WHAT YOU WILL DO: Reproduce the data below in full and exclude every picture.

:::

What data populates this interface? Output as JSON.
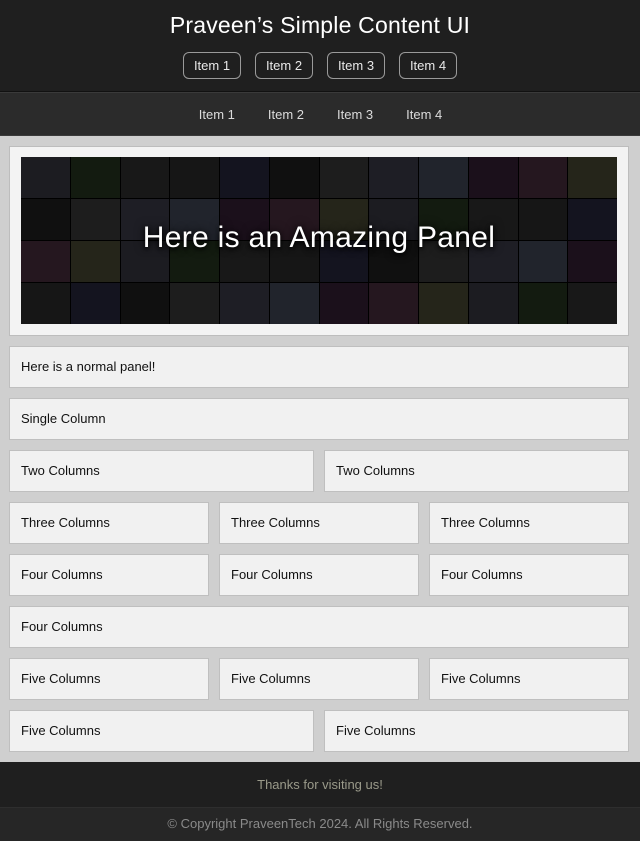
{
  "header": {
    "title": "Praveen’s Simple Content UI",
    "pill_nav": [
      "Item 1",
      "Item 2",
      "Item 3",
      "Item 4"
    ]
  },
  "subnav": [
    "Item 1",
    "Item 2",
    "Item 3",
    "Item 4"
  ],
  "hero": {
    "title": "Here is an Amazing Panel",
    "tile_colors": [
      "#2c2c34",
      "#1a1a1a",
      "#3a2430",
      "#222",
      "#333844",
      "#1e2a1a",
      "#2d2d2d",
      "#3a3a28",
      "#202030",
      "#2a1a2a",
      "#262626",
      "#2e2e3a"
    ]
  },
  "rows": [
    [
      "Here is a normal panel!"
    ],
    [
      "Single Column"
    ],
    [
      "Two Columns",
      "Two Columns"
    ],
    [
      "Three Columns",
      "Three Columns",
      "Three Columns"
    ],
    [
      "Four Columns",
      "Four Columns",
      "Four Columns"
    ],
    [
      "Four Columns"
    ],
    [
      "Five Columns",
      "Five Columns",
      "Five Columns"
    ],
    [
      "Five Columns",
      "Five Columns"
    ]
  ],
  "footer": {
    "thanks": "Thanks for visiting us!",
    "copyright": "© Copyright PraveenTech 2024. All Rights Reserved."
  }
}
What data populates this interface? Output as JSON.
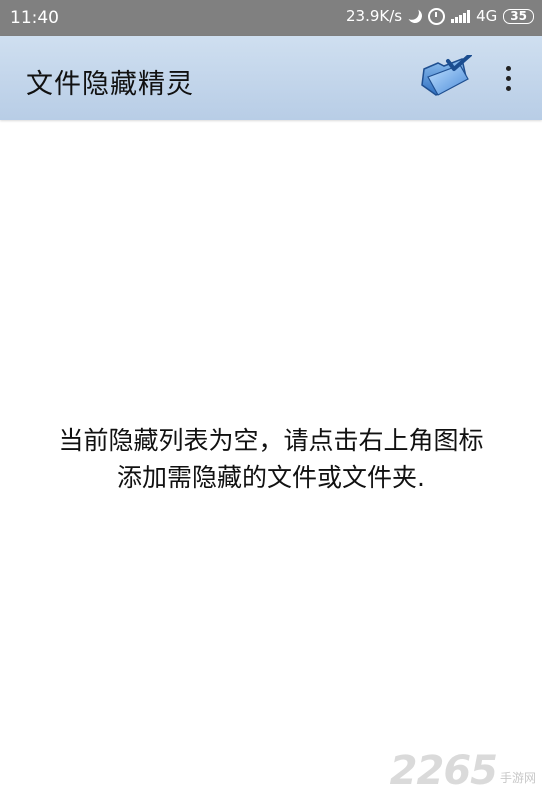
{
  "status_bar": {
    "time": "11:40",
    "speed": "23.9K/s",
    "network": "4G",
    "battery": "35"
  },
  "app_bar": {
    "title": "文件隐藏精灵"
  },
  "content": {
    "empty_line1": "当前隐藏列表为空，请点击右上角图标",
    "empty_line2": "添加需隐藏的文件或文件夹."
  },
  "watermark": {
    "number": "2265",
    "text": "手游网"
  }
}
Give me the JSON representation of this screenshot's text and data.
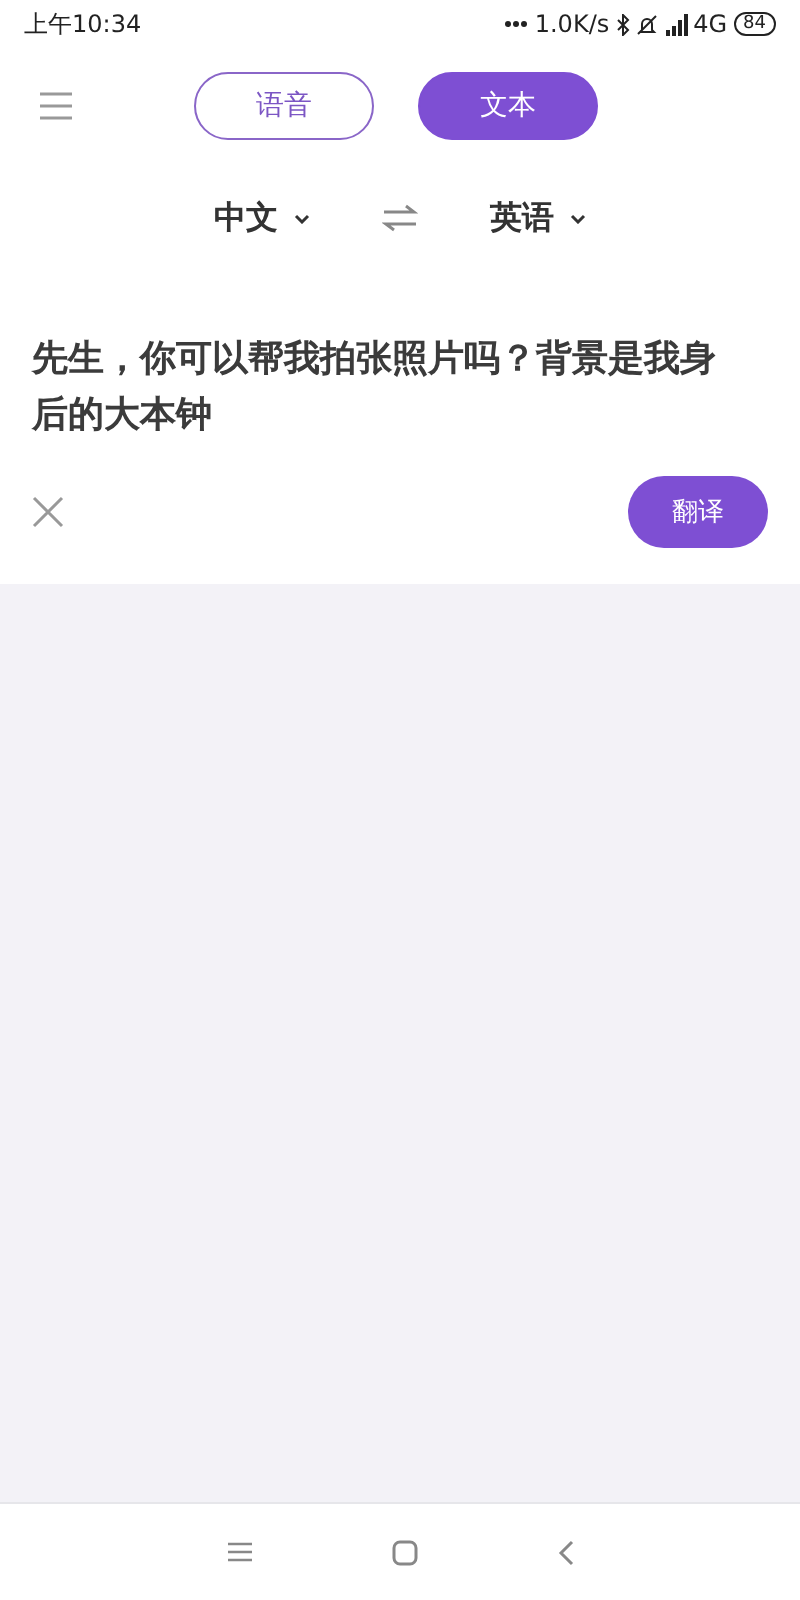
{
  "status_bar": {
    "time": "上午10:34",
    "speed": "1.0K/s",
    "network": "4G",
    "battery": "84"
  },
  "tabs": [
    {
      "label": "语音",
      "selected": false
    },
    {
      "label": "文本",
      "selected": true
    }
  ],
  "languages": {
    "source": "中文",
    "target": "英语"
  },
  "input": {
    "value": "先生，你可以帮我拍张照片吗？背景是我身后的大本钟"
  },
  "translate_button": "翻译"
}
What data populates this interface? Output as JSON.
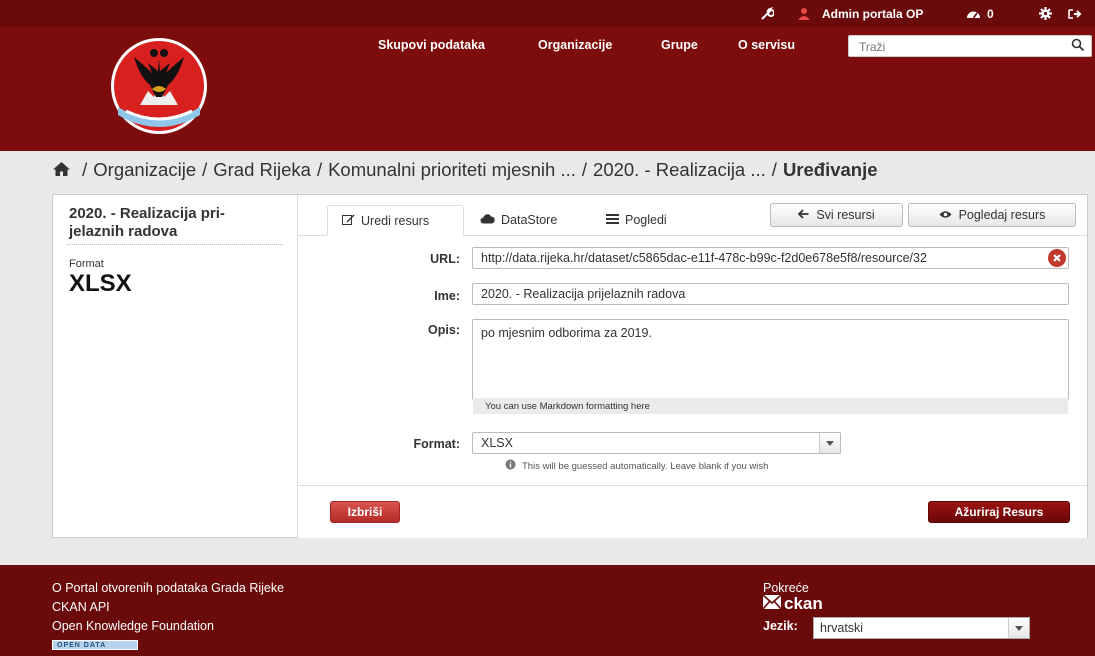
{
  "account": {
    "user_name": "Admin portala OP",
    "dashboard_count": "0"
  },
  "nav": {
    "items": [
      "Skupovi podataka",
      "Organizacije",
      "Grupe",
      "O servisu"
    ],
    "search_placeholder": "Traži"
  },
  "breadcrumb": {
    "items": [
      "Organizacije",
      "Grad Rijeka",
      "Komunalni prioriteti mjesnih ...",
      "2020. - Realizacija ..."
    ],
    "active": "Uređivanje",
    "separator": "/"
  },
  "sidebar": {
    "title": "2020. - Realizacija pri-jelaznih radova",
    "format_label": "Format",
    "format_value": "XLSX"
  },
  "tabs": [
    "Uredi resurs",
    "DataStore",
    "Pogledi"
  ],
  "actions": {
    "all_resources": "Svi resursi",
    "view_resource": "Pogledaj resurs"
  },
  "form": {
    "url_label": "URL:",
    "url_value": "http://data.rijeka.hr/dataset/c5865dac-e11f-478c-b99c-f2d0e678e5f8/resource/32",
    "name_label": "Ime:",
    "name_value": "2020. - Realizacija prijelaznih radova",
    "description_label": "Opis:",
    "description_value": "po mjesnim odborima za 2019.",
    "markdown_note": "You can use Markdown formatting here",
    "format_label": "Format:",
    "format_value": "XLSX",
    "format_hint": "This will be guessed automatically. Leave blank if you wish",
    "delete_label": "Izbriši",
    "update_label": "Ažuriraj Resurs"
  },
  "footer": {
    "links": [
      "O Portal otvorenih podataka Grada Rijeke",
      "CKAN API",
      "Open Knowledge Foundation"
    ],
    "open_data_badge": "OPEN DATA",
    "powered_by": "Pokreće",
    "ckan_logo_text": "ckan",
    "language_label": "Jezik:",
    "language_value": "hrvatski"
  },
  "colors": {
    "masthead": "#7d0c0c",
    "topbar": "#6a0a0a",
    "primary_button": "#8b0e0e",
    "danger_button": "#c9302c"
  },
  "icons": [
    "wrench-icon",
    "user-icon",
    "dashboard-icon",
    "gear-icon",
    "sign-out-icon",
    "search-icon",
    "home-icon",
    "pencil-icon",
    "cloud-icon",
    "list-icon",
    "arrow-left-icon",
    "eye-icon",
    "clear-icon",
    "info-icon",
    "caret-down-icon",
    "ckan-icon"
  ]
}
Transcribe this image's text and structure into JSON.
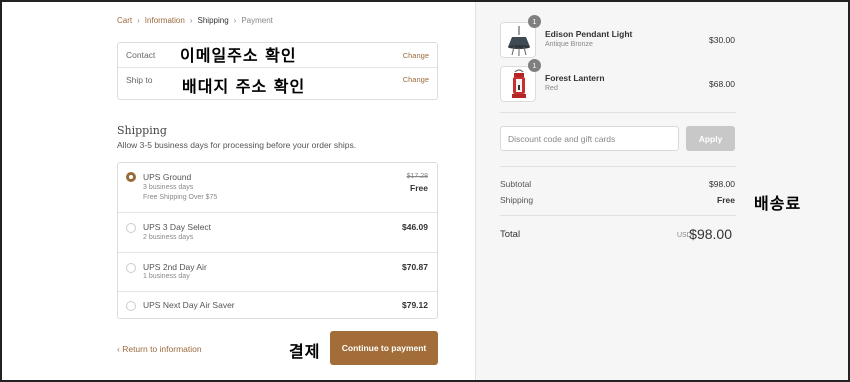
{
  "breadcrumb": {
    "cart": "Cart",
    "information": "Information",
    "shipping": "Shipping",
    "payment": "Payment"
  },
  "review": {
    "contact_label": "Contact",
    "contact_change": "Change",
    "shipto_label": "Ship to",
    "shipto_change": "Change"
  },
  "annotations": {
    "email": "이메일주소 확인",
    "ship_address": "배대지 주소 확인",
    "payment": "결제",
    "shipping_fee": "배송료"
  },
  "shipping": {
    "title": "Shipping",
    "subtitle": "Allow 3-5 business days for processing before your order ships.",
    "methods": [
      {
        "name": "UPS Ground",
        "sub1": "3 business days",
        "sub2": "Free Shipping Over $75",
        "old_price": "$17.28",
        "price": "Free",
        "selected": true
      },
      {
        "name": "UPS 3 Day Select",
        "sub1": "2 business days",
        "price": "$46.09",
        "selected": false
      },
      {
        "name": "UPS 2nd Day Air",
        "sub1": "1 business day",
        "price": "$70.87",
        "selected": false
      },
      {
        "name": "UPS Next Day Air Saver",
        "price": "$79.12",
        "selected": false
      }
    ]
  },
  "footer": {
    "return_label": "Return to information",
    "continue_label": "Continue to payment"
  },
  "order": {
    "products": [
      {
        "qty": "1",
        "name": "Edison Pendant Light",
        "variant": "Antique Bronze",
        "price": "$30.00",
        "icon": "pendant-light-icon"
      },
      {
        "qty": "1",
        "name": "Forest Lantern",
        "variant": "Red",
        "price": "$68.00",
        "icon": "lantern-icon"
      }
    ],
    "discount_placeholder": "Discount code and gift cards",
    "apply_label": "Apply",
    "subtotal_label": "Subtotal",
    "subtotal_value": "$98.00",
    "shipping_label": "Shipping",
    "shipping_value": "Free",
    "total_label": "Total",
    "total_currency": "USD",
    "total_value": "$98.00"
  },
  "colors": {
    "accent": "#9b6a3c",
    "button": "#a26d39",
    "apply_disabled": "#c8c8c8",
    "sidebar_bg": "#f6f6f6"
  }
}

:::

TASK RESPONSE:
What data populates this interface? Output as JSON.
{
  "header": {
    "title": "Praveen’s Simple Content UI",
    "pill_nav": [
      "Item 1",
      "Item 2",
      "Item 3",
      "Item 4"
    ]
  },
  "subnav": [
    "Item 1",
    "Item 2",
    "Item 3",
    "Item 4"
  ],
  "hero": {
    "title": "Here is an Amazing Panel",
    "tile_colors": [
      "#2c2c34",
      "#1a1a1a",
      "#3a2430",
      "#222",
      "#333844",
      "#1e2a1a",
      "#2d2d2d",
      "#3a3a28",
      "#202030",
      "#2a1a2a",
      "#262626",
      "#2e2e3a"
    ]
  },
  "rows": [
    [
      "Here is a normal panel!"
    ],
    [
      "Single Column"
    ],
    [
      "Two Columns",
      "Two Columns"
    ],
    [
      "Three Columns",
      "Three Columns",
      "Three Columns"
    ],
    [
      "Four Columns",
      "Four Columns",
      "Four Columns"
    ],
    [
      "Four Columns"
    ],
    [
      "Five Columns",
      "Five Columns",
      "Five Columns"
    ],
    [
      "Five Columns",
      "Five Columns"
    ]
  ],
  "footer": {
    "thanks": "Thanks for visiting us!",
    "copyright": "© Copyright PraveenTech 2024. All Rights Reserved."
  }
}
What data populates this interface? Output as JSON.
{
  "status_bar": {
    "time": "11:40",
    "speed": "23.9K/s",
    "network": "4G",
    "battery": "35"
  },
  "app_bar": {
    "title": "文件隐藏精灵"
  },
  "content": {
    "empty_line1": "当前隐藏列表为空，请点击右上角图标",
    "empty_line2": "添加需隐藏的文件或文件夹."
  },
  "watermark": {
    "number": "2265",
    "text": "手游网"
  }
}
Give me the JSON representation of this screenshot's text and data.
{
  "status_bar": {
    "time": "上午10:34",
    "speed": "1.0K/s",
    "network": "4G",
    "battery": "84"
  },
  "tabs": [
    {
      "label": "语音",
      "selected": false
    },
    {
      "label": "文本",
      "selected": true
    }
  ],
  "languages": {
    "source": "中文",
    "target": "英语"
  },
  "input": {
    "value": "先生，你可以帮我拍张照片吗？背景是我身后的大本钟"
  },
  "translate_button": "翻译"
}
What data populates this interface? Output as JSON.
{
  "account": {
    "user_name": "Admin portala OP",
    "dashboard_count": "0"
  },
  "nav": {
    "items": [
      "Skupovi podataka",
      "Organizacije",
      "Grupe",
      "O servisu"
    ],
    "search_placeholder": "Traži"
  },
  "breadcrumb": {
    "items": [
      "Organizacije",
      "Grad Rijeka",
      "Komunalni prioriteti mjesnih ...",
      "2020. - Realizacija ..."
    ],
    "active": "Uređivanje",
    "separator": "/"
  },
  "sidebar": {
    "title": "2020. - Realizacija pri-jelaznih radova",
    "format_label": "Format",
    "format_value": "XLSX"
  },
  "tabs": [
    "Uredi resurs",
    "DataStore",
    "Pogledi"
  ],
  "actions": {
    "all_resources": "Svi resursi",
    "view_resource": "Pogledaj resurs"
  },
  "form": {
    "url_label": "URL:",
    "url_value": "http://data.rijeka.hr/dataset/c5865dac-e11f-478c-b99c-f2d0e678e5f8/resource/32",
    "name_label": "Ime:",
    "name_value": "2020. - Realizacija prijelaznih radova",
    "description_label": "Opis:",
    "description_value": "po mjesnim odborima za 2019.",
    "markdown_note": "You can use Markdown formatting here",
    "format_label": "Format:",
    "format_value": "XLSX",
    "format_hint": "This will be guessed automatically. Leave blank if you wish",
    "delete_label": "Izbriši",
    "update_label": "Ažuriraj Resurs"
  },
  "footer": {
    "links": [
      "O Portal otvorenih podataka Grada Rijeke",
      "CKAN API",
      "Open Knowledge Foundation"
    ],
    "open_data_badge": "OPEN DATA",
    "powered_by": "Pokreće",
    "ckan_logo_text": "ckan",
    "language_label": "Jezik:",
    "language_value": "hrvatski"
  },
  "colors": {
    "masthead": "#7d0c0c",
    "topbar": "#6a0a0a",
    "primary_button": "#8b0e0e",
    "danger_button": "#c9302c"
  },
  "icons": [
    "wrench-icon",
    "user-icon",
    "dashboard-icon",
    "gear-icon",
    "sign-out-icon",
    "search-icon",
    "home-icon",
    "pencil-icon",
    "cloud-icon",
    "list-icon",
    "arrow-left-icon",
    "eye-icon",
    "clear-icon",
    "info-icon",
    "caret-down-icon",
    "ckan-icon"
  ]
}
Transcribe this image's text and structure into JSON.
{
  "breadcrumb": {
    "cart": "Cart",
    "information": "Information",
    "shipping": "Shipping",
    "payment": "Payment"
  },
  "review": {
    "contact_label": "Contact",
    "contact_change": "Change",
    "shipto_label": "Ship to",
    "shipto_change": "Change"
  },
  "annotations": {
    "email": "이메일주소 확인",
    "ship_address": "배대지 주소 확인",
    "payment": "결제",
    "shipping_fee": "배송료"
  },
  "shipping": {
    "title": "Shipping",
    "subtitle": "Allow 3-5 business days for processing before your order ships.",
    "methods": [
      {
        "name": "UPS Ground",
        "sub1": "3 business days",
        "sub2": "Free Shipping Over $75",
        "old_price": "$17.28",
        "price": "Free",
        "selected": true
      },
      {
        "name": "UPS 3 Day Select",
        "sub1": "2 business days",
        "price": "$46.09",
        "selected": false
      },
      {
        "name": "UPS 2nd Day Air",
        "sub1": "1 business day",
        "price": "$70.87",
        "selected": false
      },
      {
        "name": "UPS Next Day Air Saver",
        "price": "$79.12",
        "selected": false
      }
    ]
  },
  "footer": {
    "return_label": "Return to information",
    "continue_label": "Continue to payment"
  },
  "order": {
    "products": [
      {
        "qty": "1",
        "name": "Edison Pendant Light",
        "variant": "Antique Bronze",
        "price": "$30.00",
        "icon": "pendant-light-icon"
      },
      {
        "qty": "1",
        "name": "Forest Lantern",
        "variant": "Red",
        "price": "$68.00",
        "icon": "lantern-icon"
      }
    ],
    "discount_placeholder": "Discount code and gift cards",
    "apply_label": "Apply",
    "subtotal_label": "Subtotal",
    "subtotal_value": "$98.00",
    "shipping_label": "Shipping",
    "shipping_value": "Free",
    "total_label": "Total",
    "total_currency": "USD",
    "total_value": "$98.00"
  },
  "colors": {
    "accent": "#9b6a3c",
    "button": "#a26d39",
    "apply_disabled": "#c8c8c8",
    "sidebar_bg": "#f6f6f6"
  }
}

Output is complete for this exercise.